▶ _Your task_:
Restate the entire listing word for word.

▶ _Collected data_:
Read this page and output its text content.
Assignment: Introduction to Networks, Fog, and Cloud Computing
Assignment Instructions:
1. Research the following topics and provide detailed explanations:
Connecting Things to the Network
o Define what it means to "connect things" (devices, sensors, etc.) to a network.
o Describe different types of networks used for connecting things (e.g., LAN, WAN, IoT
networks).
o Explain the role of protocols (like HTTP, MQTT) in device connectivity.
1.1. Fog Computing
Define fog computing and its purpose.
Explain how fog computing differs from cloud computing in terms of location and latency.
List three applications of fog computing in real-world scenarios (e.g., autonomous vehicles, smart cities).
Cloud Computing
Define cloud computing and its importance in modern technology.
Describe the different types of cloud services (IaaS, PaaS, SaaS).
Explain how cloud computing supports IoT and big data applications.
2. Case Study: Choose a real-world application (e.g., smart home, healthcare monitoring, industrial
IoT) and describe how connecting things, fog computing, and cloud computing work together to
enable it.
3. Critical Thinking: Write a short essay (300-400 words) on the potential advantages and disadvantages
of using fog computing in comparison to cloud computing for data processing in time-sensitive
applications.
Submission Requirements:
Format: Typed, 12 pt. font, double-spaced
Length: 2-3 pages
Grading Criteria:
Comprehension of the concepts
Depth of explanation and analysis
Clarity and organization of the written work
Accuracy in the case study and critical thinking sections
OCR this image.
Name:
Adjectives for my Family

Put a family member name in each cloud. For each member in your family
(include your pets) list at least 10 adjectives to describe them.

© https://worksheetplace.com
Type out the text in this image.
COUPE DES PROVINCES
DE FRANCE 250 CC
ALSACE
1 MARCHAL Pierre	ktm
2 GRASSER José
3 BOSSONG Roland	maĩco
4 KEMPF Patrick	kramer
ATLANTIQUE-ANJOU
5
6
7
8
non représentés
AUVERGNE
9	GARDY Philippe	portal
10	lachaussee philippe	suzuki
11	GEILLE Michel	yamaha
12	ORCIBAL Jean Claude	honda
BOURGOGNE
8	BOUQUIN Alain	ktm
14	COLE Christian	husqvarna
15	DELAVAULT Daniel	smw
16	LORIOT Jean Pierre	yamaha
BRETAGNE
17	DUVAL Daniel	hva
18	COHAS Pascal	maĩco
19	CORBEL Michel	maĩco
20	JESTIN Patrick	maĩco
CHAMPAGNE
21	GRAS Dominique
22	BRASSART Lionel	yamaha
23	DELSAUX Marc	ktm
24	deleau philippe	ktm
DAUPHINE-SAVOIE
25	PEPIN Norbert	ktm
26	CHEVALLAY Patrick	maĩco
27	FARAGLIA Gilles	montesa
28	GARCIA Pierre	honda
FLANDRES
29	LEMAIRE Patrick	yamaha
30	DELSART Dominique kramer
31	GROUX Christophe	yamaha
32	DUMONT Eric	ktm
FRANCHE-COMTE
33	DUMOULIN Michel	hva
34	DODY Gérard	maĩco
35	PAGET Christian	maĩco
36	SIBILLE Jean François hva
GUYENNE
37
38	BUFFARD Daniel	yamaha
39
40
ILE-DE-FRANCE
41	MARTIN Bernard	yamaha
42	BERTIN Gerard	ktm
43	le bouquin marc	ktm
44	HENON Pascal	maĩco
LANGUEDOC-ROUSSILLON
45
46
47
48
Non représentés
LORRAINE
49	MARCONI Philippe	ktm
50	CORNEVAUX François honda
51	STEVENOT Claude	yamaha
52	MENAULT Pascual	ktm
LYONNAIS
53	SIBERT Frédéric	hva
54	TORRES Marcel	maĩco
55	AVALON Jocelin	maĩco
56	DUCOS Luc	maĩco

▶ _Written reply_:
Read this page and output its text content.
Assignment: Introduction to Networks, Fog, and Cloud Computing
Assignment Instructions:
1. Research the following topics and provide detailed explanations:
Connecting Things to the Network
o Define what it means to "connect things" (devices, sensors, etc.) to a network.
o Describe different types of networks used for connecting things (e.g., LAN, WAN, IoT
networks).
o Explain the role of protocols (like HTTP, MQTT) in device connectivity.
1.1. Fog Computing
Define fog computing and its purpose.
Explain how fog computing differs from cloud computing in terms of location and latency.
List three applications of fog computing in real-world scenarios (e.g., autonomous vehicles, smart cities).
Cloud Computing
Define cloud computing and its importance in modern technology.
Describe the different types of cloud services (IaaS, PaaS, SaaS).
Explain how cloud computing supports IoT and big data applications.
2. Case Study: Choose a real-world application (e.g., smart home, healthcare monitoring, industrial
IoT) and describe how connecting things, fog computing, and cloud computing work together to
enable it.
3. Critical Thinking: Write a short essay (300-400 words) on the potential advantages and disadvantages
of using fog computing in comparison to cloud computing for data processing in time-sensitive
applications.
Submission Requirements:
Format: Typed, 12 pt. font, double-spaced
Length: 2-3 pages
Grading Criteria:
Comprehension of the concepts
Depth of explanation and analysis
Clarity and organization of the written work
Accuracy in the case study and critical thinking sections
OCR this image.
Name:
Adjectives for my Family

Put a family member name in each cloud. For each member in your family
(include your pets) list at least 10 adjectives to describe them.

© https://worksheetplace.com
Type out the text in this image.
COUPE DES PROVINCES
DE FRANCE 250 CC
ALSACE
1 MARCHAL Pierre	ktm
2 GRASSER José
3 BOSSONG Roland	maĩco
4 KEMPF Patrick	kramer
ATLANTIQUE-ANJOU
5
6
7
8
non représentés
AUVERGNE
9	GARDY Philippe	portal
10	lachaussee philippe	suzuki
11	GEILLE Michel	yamaha
12	ORCIBAL Jean Claude	honda
BOURGOGNE
8	BOUQUIN Alain	ktm
14	COLE Christian	husqvarna
15	DELAVAULT Daniel	smw
16	LORIOT Jean Pierre	yamaha
BRETAGNE
17	DUVAL Daniel	hva
18	COHAS Pascal	maĩco
19	CORBEL Michel	maĩco
20	JESTIN Patrick	maĩco
CHAMPAGNE
21	GRAS Dominique
22	BRASSART Lionel	yamaha
23	DELSAUX Marc	ktm
24	deleau philippe	ktm
DAUPHINE-SAVOIE
25	PEPIN Norbert	ktm
26	CHEVALLAY Patrick	maĩco
27	FARAGLIA Gilles	montesa
28	GARCIA Pierre	honda
FLANDRES
29	LEMAIRE Patrick	yamaha
30	DELSART Dominique kramer
31	GROUX Christophe	yamaha
32	DUMONT Eric	ktm
FRANCHE-COMTE
33	DUMOULIN Michel	hva
34	DODY Gérard	maĩco
35	PAGET Christian	maĩco
36	SIBILLE Jean François hva
GUYENNE
37
38	BUFFARD Daniel	yamaha
39
40
ILE-DE-FRANCE
41	MARTIN Bernard	yamaha
42	BERTIN Gerard	ktm
43	le bouquin marc	ktm
44	HENON Pascal	maĩco
LANGUEDOC-ROUSSILLON
45
46
47
48
Non représentés
LORRAINE
49	MARCONI Philippe	ktm
50	CORNEVAUX François honda
51	STEVENOT Claude	yamaha
52	MENAULT Pascual	ktm
LYONNAIS
53	SIBERT Frédéric	hva
54	TORRES Marcel	maĩco
55	AVALON Jocelin	maĩco
56	DUCOS Luc	maĩco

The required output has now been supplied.